In the latest of his articles on famous people with links to SE London and north Kent, Ken Tracey profiles a mischief-maker who was a regular on our TV screens for decades.

When Jeremy Beadle, the TV prankster, was 15 he spent three days fasting in Orpington High Street, but this wasn’t a stunt. He was fundraising for Oxfam.

His charitable nature stemmed from his mother, Marji, and throughout his life he raised around £100 million for charities.

Born on April 12, 1948 in Hackney, Jeremy was a ‘blue’ baby and suffered a disorder that stunted one arm. He lived with his mother and other family members in Blythe Hill, St Paul's Cray. He never met his father.

Marji bought him The Guinness Book of Records, which started an interest in snippets of odd information. He later provided questions to Bob Monkhouse for the TV programme Celebrity Squares.

At Midfield Road Junior School, he was disruptive and frequently caned.

On failing the 11-plus, he moved to Orpington Secondary Modern School in Charterhouse Road. This became Charterhouse Secondary School and was later demolished for housing.

At 15 his behaviour resulted in his expulsion from Orpington County Secondary Boys' School.

Before his showbusiness career, he was sacked by most of his employers. He worked for Morphy Richards in Orpington, the electrical appliance manufacturer. The factory was later demolished, without the help of Jeremy, to make way for the Nugent Shopping Centre.

He found the work at Tip Top Bakery boring and for fun would form bread rolls into phallic symbols and send them down the line and insert messages into the bread, such as ‘Help I’m being held prisoner in a bakery’.

Queen Mary’s Hospital, Sidcup saw terrified patients forced into wheelchair races when Jeremy worked there as a porter.

He received the MBE for his charity work.

On January 30, 2008, aged 59, he died of pneumonia, leaving his wife Susan, two daughters, a stepson and daughter.

His headstone bears the inscription 'Writer, Presenter, Curator of Oddities’.

......

- **Work task**: Update the part of the profile that opens with the words containing "Marji bought him" and closes with "Nugent Shopping Centre.", changing "caned" to "punished". The material that follows comes from a separate source.

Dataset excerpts
......

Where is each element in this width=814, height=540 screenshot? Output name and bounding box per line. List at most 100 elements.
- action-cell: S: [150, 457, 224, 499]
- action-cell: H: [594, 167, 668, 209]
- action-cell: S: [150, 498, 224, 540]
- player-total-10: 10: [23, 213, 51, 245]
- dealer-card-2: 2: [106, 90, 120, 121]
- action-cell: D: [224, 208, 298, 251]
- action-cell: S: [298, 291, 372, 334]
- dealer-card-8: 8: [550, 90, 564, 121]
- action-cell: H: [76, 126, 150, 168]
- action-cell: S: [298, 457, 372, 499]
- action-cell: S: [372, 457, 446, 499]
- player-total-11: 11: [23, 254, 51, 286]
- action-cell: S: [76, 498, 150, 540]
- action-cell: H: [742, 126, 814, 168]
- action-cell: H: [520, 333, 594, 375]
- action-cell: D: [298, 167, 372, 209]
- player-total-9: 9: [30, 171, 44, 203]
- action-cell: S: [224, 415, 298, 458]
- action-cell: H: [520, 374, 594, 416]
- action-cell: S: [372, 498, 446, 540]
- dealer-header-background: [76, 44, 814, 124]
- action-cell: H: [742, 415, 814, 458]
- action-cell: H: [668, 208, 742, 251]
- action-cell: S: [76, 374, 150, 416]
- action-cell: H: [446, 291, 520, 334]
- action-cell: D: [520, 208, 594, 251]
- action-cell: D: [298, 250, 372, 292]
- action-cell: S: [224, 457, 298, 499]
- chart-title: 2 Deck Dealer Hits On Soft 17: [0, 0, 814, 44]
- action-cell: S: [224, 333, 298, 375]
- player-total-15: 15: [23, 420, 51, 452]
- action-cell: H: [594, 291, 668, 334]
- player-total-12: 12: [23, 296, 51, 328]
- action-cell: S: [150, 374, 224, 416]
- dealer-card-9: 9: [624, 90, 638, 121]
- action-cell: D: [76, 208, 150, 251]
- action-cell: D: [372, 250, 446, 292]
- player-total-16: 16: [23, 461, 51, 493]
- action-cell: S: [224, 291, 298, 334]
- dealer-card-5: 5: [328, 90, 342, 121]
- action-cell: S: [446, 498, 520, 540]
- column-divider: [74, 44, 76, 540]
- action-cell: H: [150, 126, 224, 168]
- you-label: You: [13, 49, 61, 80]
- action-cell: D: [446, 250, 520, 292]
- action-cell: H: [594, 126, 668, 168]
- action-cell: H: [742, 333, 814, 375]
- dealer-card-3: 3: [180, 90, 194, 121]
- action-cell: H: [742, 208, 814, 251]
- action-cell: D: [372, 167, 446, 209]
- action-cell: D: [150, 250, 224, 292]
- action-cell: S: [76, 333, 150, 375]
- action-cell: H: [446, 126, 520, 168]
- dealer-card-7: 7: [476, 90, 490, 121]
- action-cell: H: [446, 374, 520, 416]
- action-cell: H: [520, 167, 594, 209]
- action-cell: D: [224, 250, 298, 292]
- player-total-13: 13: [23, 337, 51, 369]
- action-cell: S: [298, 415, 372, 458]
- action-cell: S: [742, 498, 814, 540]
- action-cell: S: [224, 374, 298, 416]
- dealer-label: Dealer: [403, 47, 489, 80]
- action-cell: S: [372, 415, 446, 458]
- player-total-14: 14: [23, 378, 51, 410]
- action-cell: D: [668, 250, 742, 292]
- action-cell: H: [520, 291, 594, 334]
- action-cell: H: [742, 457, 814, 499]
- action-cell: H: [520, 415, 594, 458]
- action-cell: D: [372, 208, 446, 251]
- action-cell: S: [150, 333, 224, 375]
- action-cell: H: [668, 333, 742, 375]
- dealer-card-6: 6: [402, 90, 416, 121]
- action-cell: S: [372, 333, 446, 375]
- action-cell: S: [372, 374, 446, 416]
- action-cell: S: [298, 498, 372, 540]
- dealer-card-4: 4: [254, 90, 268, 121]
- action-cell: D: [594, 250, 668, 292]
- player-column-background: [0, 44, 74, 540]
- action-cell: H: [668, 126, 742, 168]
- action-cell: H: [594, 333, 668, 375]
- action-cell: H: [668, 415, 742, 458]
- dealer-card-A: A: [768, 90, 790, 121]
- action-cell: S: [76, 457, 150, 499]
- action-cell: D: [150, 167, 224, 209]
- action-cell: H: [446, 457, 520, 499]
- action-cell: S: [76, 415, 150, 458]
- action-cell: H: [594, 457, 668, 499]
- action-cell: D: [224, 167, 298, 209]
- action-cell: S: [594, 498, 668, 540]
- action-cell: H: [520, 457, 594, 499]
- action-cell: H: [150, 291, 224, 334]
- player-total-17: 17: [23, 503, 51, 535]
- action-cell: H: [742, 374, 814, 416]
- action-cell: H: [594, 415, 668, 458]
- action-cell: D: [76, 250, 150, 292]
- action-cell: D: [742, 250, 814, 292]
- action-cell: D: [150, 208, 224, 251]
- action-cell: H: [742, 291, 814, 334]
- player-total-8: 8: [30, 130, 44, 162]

......

- **Task output**:
Marji bought him The Guinness Book of Records, which started an interest in snippets of odd information. He later provided questions to Bob Monkhouse for the TV programme Celebrity Squares.

At Midfield Road Junior School, he was disruptive and frequently punished.

On failing the 11-plus, he moved to Orpington Secondary Modern School in Charterhouse Road. This became Charterhouse Secondary School and was later demolished for housing.

At 15 his behaviour resulted in his expulsion from Orpington County Secondary Boys' School.

Before his showbusiness career, he was sacked by most of his employers. He worked for Morphy Richards in Orpington, the electrical appliance manufacturer. The factory was later demolished, without the help of Jeremy, to make way for the Nugent Shopping Centre.